Records from a data source:
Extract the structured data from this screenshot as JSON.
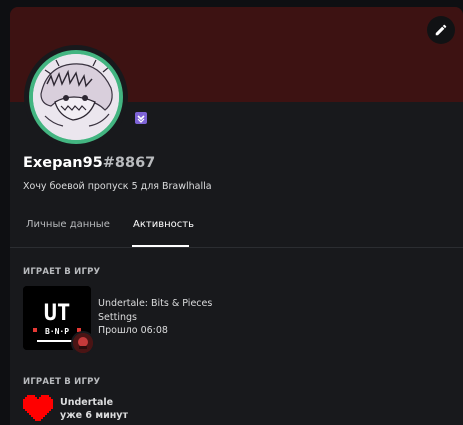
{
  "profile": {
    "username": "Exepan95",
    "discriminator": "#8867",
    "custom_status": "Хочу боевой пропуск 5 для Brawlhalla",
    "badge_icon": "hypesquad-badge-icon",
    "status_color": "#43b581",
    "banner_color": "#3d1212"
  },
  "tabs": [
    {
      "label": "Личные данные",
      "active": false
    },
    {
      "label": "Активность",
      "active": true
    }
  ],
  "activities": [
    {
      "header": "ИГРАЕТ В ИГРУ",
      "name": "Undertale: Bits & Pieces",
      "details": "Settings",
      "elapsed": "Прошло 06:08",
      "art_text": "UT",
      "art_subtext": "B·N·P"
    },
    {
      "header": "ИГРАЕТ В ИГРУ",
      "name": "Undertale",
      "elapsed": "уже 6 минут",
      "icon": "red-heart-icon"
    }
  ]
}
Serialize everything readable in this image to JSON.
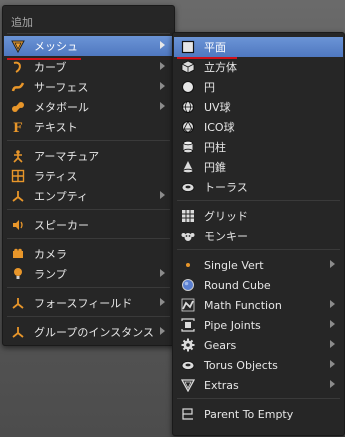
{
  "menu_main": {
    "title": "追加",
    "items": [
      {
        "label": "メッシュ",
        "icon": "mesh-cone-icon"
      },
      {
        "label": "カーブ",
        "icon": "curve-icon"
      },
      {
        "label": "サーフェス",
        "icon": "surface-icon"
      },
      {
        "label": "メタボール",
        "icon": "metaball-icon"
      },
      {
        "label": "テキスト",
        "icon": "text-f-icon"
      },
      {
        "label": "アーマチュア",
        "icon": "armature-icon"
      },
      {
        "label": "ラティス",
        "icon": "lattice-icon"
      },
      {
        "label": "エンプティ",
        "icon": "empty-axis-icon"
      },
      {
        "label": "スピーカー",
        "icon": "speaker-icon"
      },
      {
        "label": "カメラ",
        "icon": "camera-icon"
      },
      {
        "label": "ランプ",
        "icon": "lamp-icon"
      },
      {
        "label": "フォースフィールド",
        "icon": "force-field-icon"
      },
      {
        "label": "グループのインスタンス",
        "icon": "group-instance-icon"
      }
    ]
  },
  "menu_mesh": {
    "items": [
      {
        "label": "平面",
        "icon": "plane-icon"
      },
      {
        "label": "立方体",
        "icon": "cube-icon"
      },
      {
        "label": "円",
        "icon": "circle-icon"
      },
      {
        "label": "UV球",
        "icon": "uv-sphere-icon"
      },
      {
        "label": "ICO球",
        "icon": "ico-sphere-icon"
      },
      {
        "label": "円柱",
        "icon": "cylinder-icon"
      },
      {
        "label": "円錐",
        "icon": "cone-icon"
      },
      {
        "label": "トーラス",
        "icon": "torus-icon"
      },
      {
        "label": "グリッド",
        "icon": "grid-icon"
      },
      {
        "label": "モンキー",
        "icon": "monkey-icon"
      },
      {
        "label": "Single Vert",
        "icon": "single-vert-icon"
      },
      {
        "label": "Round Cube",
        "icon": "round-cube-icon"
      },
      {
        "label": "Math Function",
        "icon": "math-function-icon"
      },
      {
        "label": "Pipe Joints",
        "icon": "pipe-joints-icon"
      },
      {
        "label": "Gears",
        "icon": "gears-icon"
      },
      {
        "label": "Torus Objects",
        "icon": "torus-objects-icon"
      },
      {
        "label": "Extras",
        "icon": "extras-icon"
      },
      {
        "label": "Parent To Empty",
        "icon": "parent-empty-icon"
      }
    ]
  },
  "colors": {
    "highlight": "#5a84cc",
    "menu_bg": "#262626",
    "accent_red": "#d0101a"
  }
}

--

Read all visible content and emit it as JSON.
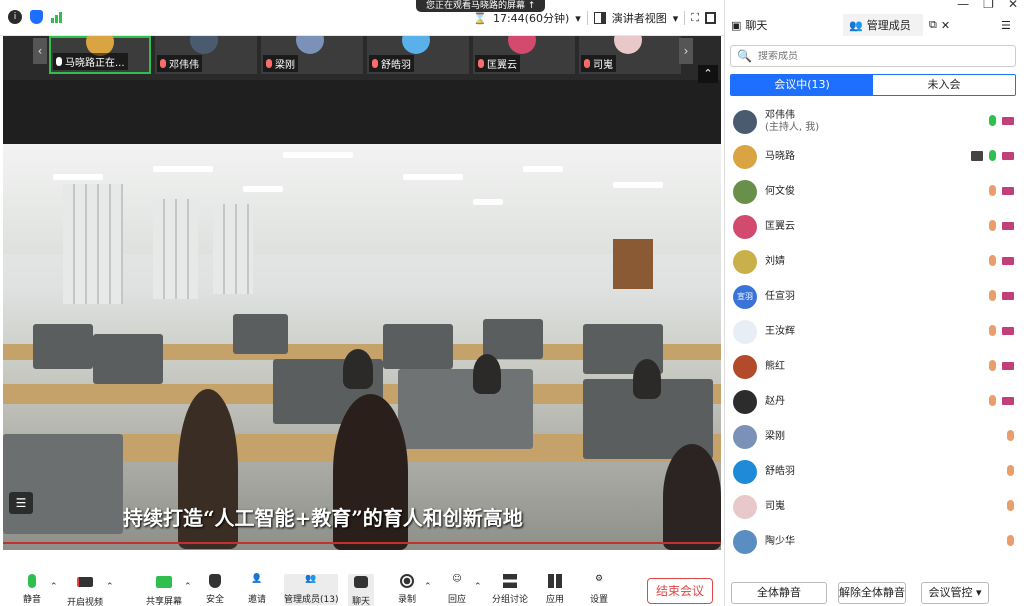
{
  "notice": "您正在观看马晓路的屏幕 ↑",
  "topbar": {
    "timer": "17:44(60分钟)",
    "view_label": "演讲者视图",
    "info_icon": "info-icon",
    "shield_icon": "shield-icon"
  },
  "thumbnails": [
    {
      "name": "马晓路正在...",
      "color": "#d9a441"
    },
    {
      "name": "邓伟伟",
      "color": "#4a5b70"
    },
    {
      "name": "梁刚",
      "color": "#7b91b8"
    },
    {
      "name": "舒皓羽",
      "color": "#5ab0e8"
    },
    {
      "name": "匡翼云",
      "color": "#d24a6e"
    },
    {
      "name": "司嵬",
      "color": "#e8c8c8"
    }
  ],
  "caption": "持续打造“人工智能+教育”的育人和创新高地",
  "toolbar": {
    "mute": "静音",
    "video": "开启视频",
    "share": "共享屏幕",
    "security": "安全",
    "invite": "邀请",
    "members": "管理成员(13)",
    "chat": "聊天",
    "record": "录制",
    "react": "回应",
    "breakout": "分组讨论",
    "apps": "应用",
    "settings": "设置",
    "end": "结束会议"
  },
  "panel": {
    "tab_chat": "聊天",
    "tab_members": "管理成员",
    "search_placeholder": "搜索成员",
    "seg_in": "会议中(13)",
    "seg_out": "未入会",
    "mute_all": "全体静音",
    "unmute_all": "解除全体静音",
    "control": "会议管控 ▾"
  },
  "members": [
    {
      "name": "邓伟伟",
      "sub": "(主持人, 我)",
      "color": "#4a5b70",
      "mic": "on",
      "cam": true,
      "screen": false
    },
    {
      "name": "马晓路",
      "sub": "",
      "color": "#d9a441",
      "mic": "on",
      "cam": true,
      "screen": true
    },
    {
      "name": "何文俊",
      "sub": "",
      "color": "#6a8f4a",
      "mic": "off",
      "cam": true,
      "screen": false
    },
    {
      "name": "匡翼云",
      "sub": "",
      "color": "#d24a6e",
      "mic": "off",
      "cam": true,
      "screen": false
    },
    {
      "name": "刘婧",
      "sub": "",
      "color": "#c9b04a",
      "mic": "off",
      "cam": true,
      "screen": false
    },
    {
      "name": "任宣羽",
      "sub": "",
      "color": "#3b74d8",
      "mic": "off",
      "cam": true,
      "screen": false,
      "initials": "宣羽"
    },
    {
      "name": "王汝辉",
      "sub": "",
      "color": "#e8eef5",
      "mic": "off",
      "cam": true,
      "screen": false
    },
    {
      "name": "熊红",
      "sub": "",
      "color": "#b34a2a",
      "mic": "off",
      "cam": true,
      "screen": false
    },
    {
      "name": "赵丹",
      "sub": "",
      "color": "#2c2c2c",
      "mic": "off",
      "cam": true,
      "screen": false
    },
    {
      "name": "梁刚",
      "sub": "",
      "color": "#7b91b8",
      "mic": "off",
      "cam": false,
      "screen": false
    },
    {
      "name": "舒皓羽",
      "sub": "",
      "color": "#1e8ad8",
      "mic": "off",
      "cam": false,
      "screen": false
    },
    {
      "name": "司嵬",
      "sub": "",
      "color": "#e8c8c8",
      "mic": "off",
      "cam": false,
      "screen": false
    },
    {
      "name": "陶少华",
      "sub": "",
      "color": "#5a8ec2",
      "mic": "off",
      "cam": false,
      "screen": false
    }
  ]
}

Aim of the exercise
Pick out all lines from the data above in which the word "JSON" appears.

Finished exercise
Extract the structured data from this screenshot as JSON.
Serialize everything readable in this image to JSON.
Read all visible content and emit it as JSON.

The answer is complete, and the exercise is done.